▶ [What the task requires]:
Review the material line by line. Identify and copy every line that contains the string "name".

Data listing:
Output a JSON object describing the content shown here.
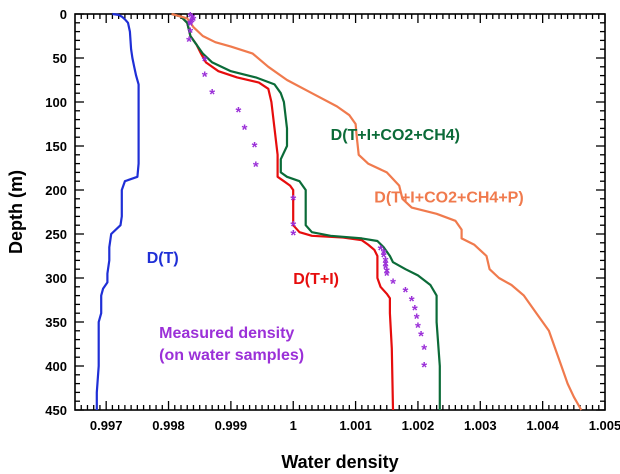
{
  "chart_data": {
    "type": "line",
    "title": "",
    "xlabel": "Water density",
    "ylabel": "Depth (m)",
    "xlim": [
      0.9965,
      1.005
    ],
    "ylim": [
      0,
      450
    ],
    "y_inverted": true,
    "x_ticks": [
      0.997,
      0.998,
      0.999,
      1,
      1.001,
      1.002,
      1.003,
      1.004,
      1.005
    ],
    "x_tick_labels": [
      "0.997",
      "0.998",
      "0.999",
      "1",
      "1.001",
      "1.002",
      "1.003",
      "1.004",
      "1.005"
    ],
    "y_ticks": [
      0,
      50,
      100,
      150,
      200,
      250,
      300,
      350,
      400,
      450
    ],
    "y_tick_labels": [
      "0",
      "50",
      "100",
      "150",
      "200",
      "250",
      "300",
      "350",
      "400",
      "450"
    ],
    "grid": false,
    "series": [
      {
        "name": "D(T)",
        "color": "#1f2fd6",
        "points": [
          [
            0.9971,
            0
          ],
          [
            0.9972,
            1
          ],
          [
            0.99725,
            3
          ],
          [
            0.9973,
            6
          ],
          [
            0.99735,
            10
          ],
          [
            0.99738,
            20
          ],
          [
            0.9974,
            40
          ],
          [
            0.99742,
            50
          ],
          [
            0.99745,
            60
          ],
          [
            0.99748,
            70
          ],
          [
            0.99752,
            80
          ],
          [
            0.99752,
            100
          ],
          [
            0.99752,
            140
          ],
          [
            0.99752,
            170
          ],
          [
            0.9975,
            185
          ],
          [
            0.9973,
            190
          ],
          [
            0.99725,
            200
          ],
          [
            0.99725,
            215
          ],
          [
            0.99725,
            230
          ],
          [
            0.99723,
            240
          ],
          [
            0.99708,
            250
          ],
          [
            0.99705,
            265
          ],
          [
            0.99705,
            280
          ],
          [
            0.99702,
            295
          ],
          [
            0.99702,
            305
          ],
          [
            0.99695,
            312
          ],
          [
            0.99692,
            320
          ],
          [
            0.99692,
            340
          ],
          [
            0.99688,
            350
          ],
          [
            0.99688,
            400
          ],
          [
            0.99685,
            430
          ],
          [
            0.99685,
            450
          ]
        ]
      },
      {
        "name": "D(T+I)",
        "color": "#e60d0d",
        "points": [
          [
            0.99805,
            0
          ],
          [
            0.9982,
            3
          ],
          [
            0.9983,
            10
          ],
          [
            0.99835,
            25
          ],
          [
            0.99845,
            35
          ],
          [
            0.99852,
            45
          ],
          [
            0.9986,
            55
          ],
          [
            0.9988,
            65
          ],
          [
            0.9991,
            72
          ],
          [
            0.99945,
            78
          ],
          [
            0.9996,
            85
          ],
          [
            0.99965,
            100
          ],
          [
            0.9997,
            130
          ],
          [
            0.99975,
            160
          ],
          [
            0.99975,
            185
          ],
          [
            0.99985,
            190
          ],
          [
            0.99995,
            195
          ],
          [
            1.0,
            200
          ],
          [
            1.0,
            220
          ],
          [
            1.0,
            240
          ],
          [
            1.0001,
            248
          ],
          [
            1.0003,
            252
          ],
          [
            1.0008,
            254
          ],
          [
            1.0011,
            257
          ],
          [
            1.0012,
            262
          ],
          [
            1.0013,
            268
          ],
          [
            1.00135,
            275
          ],
          [
            1.00135,
            300
          ],
          [
            1.0014,
            310
          ],
          [
            1.0015,
            318
          ],
          [
            1.00155,
            323
          ],
          [
            1.00155,
            340
          ],
          [
            1.00158,
            380
          ],
          [
            1.0016,
            450
          ]
        ]
      },
      {
        "name": "D(T+I+CO2+CH4)",
        "color": "#0b6b38",
        "points": [
          [
            0.99805,
            0
          ],
          [
            0.9982,
            3
          ],
          [
            0.9983,
            10
          ],
          [
            0.99835,
            25
          ],
          [
            0.99845,
            35
          ],
          [
            0.99855,
            45
          ],
          [
            0.9987,
            55
          ],
          [
            0.999,
            65
          ],
          [
            0.9994,
            72
          ],
          [
            0.9997,
            80
          ],
          [
            0.9998,
            90
          ],
          [
            0.99985,
            100
          ],
          [
            0.9999,
            130
          ],
          [
            0.9999,
            150
          ],
          [
            0.9998,
            165
          ],
          [
            0.9998,
            180
          ],
          [
            0.9999,
            185
          ],
          [
            1.0001,
            190
          ],
          [
            1.0002,
            200
          ],
          [
            1.0002,
            220
          ],
          [
            1.0002,
            240
          ],
          [
            1.0003,
            248
          ],
          [
            1.0006,
            252
          ],
          [
            1.0011,
            255
          ],
          [
            1.00135,
            258
          ],
          [
            1.00145,
            265
          ],
          [
            1.00155,
            275
          ],
          [
            1.0016,
            282
          ],
          [
            1.0018,
            290
          ],
          [
            1.002,
            297
          ],
          [
            1.0022,
            308
          ],
          [
            1.0023,
            320
          ],
          [
            1.0023,
            350
          ],
          [
            1.00235,
            400
          ],
          [
            1.00235,
            450
          ]
        ]
      },
      {
        "name": "D(T+I+CO2+CH4+P)",
        "color": "#f07a4d",
        "points": [
          [
            0.99805,
            0
          ],
          [
            0.9982,
            3
          ],
          [
            0.9983,
            5
          ],
          [
            0.9984,
            15
          ],
          [
            0.99855,
            25
          ],
          [
            0.99875,
            32
          ],
          [
            0.999,
            37
          ],
          [
            0.99935,
            45
          ],
          [
            0.9996,
            60
          ],
          [
            0.9999,
            75
          ],
          [
            1.0003,
            90
          ],
          [
            1.0007,
            105
          ],
          [
            1.0009,
            115
          ],
          [
            1.001,
            125
          ],
          [
            1.00102,
            140
          ],
          [
            1.00105,
            160
          ],
          [
            1.0012,
            170
          ],
          [
            1.0015,
            180
          ],
          [
            1.0017,
            195
          ],
          [
            1.00175,
            210
          ],
          [
            1.0019,
            220
          ],
          [
            1.0023,
            227
          ],
          [
            1.0026,
            235
          ],
          [
            1.0027,
            245
          ],
          [
            1.0027,
            255
          ],
          [
            1.0029,
            262
          ],
          [
            1.0031,
            275
          ],
          [
            1.00315,
            290
          ],
          [
            1.0033,
            300
          ],
          [
            1.0035,
            308
          ],
          [
            1.0037,
            320
          ],
          [
            1.0039,
            340
          ],
          [
            1.0041,
            360
          ],
          [
            1.0043,
            400
          ],
          [
            1.0044,
            420
          ],
          [
            1.0045,
            435
          ],
          [
            1.00462,
            450
          ]
        ]
      }
    ],
    "measured": {
      "name": "Measured density\n(on water samples)",
      "color": "#9b30d8",
      "marker": "*",
      "points": [
        [
          0.99835,
          2
        ],
        [
          0.99838,
          4
        ],
        [
          0.9984,
          6
        ],
        [
          0.99838,
          8
        ],
        [
          0.99835,
          10
        ],
        [
          0.99835,
          12
        ],
        [
          0.99835,
          20
        ],
        [
          0.99833,
          30
        ],
        [
          0.99858,
          52
        ],
        [
          0.99858,
          70
        ],
        [
          0.9987,
          90
        ],
        [
          0.99912,
          110
        ],
        [
          0.99922,
          130
        ],
        [
          0.99938,
          150
        ],
        [
          0.9994,
          172
        ],
        [
          1.0,
          210
        ],
        [
          1.0,
          240
        ],
        [
          1.0,
          250
        ],
        [
          1.0014,
          267
        ],
        [
          1.00145,
          271
        ],
        [
          1.00145,
          275
        ],
        [
          1.00148,
          280
        ],
        [
          1.00148,
          284
        ],
        [
          1.00148,
          288
        ],
        [
          1.0015,
          292
        ],
        [
          1.0015,
          296
        ],
        [
          1.0016,
          305
        ],
        [
          1.0018,
          315
        ],
        [
          1.0019,
          325
        ],
        [
          1.00195,
          335
        ],
        [
          1.00198,
          345
        ],
        [
          1.002,
          355
        ],
        [
          1.00205,
          365
        ],
        [
          1.0021,
          380
        ],
        [
          1.0021,
          400
        ]
      ]
    },
    "annotations": [
      {
        "text": "D(T)",
        "x": 0.99765,
        "y": 283,
        "color": "#1f2fd6"
      },
      {
        "text": "D(T+I)",
        "x": 1.0,
        "y": 307,
        "color": "#e60d0d"
      },
      {
        "text": "D(T+I+CO2+CH4)",
        "x": 1.0006,
        "y": 143,
        "color": "#0b6b38"
      },
      {
        "text": "D(T+I+CO2+CH4+P)",
        "x": 1.0013,
        "y": 214,
        "color": "#f07a4d"
      },
      {
        "text": "Measured density",
        "x": 0.99785,
        "y": 368,
        "color": "#9b30d8"
      },
      {
        "text": "(on water samples)",
        "x": 0.99785,
        "y": 393,
        "color": "#9b30d8"
      }
    ]
  }
}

▶ [Written answer]:
        "name": "D(T)",
        "name": "D(T+I)",
        "name": "D(T+I+CO2+CH4)",
        "name": "D(T+I+CO2+CH4+P)",
      "name": "Measured density\n(on water samples)",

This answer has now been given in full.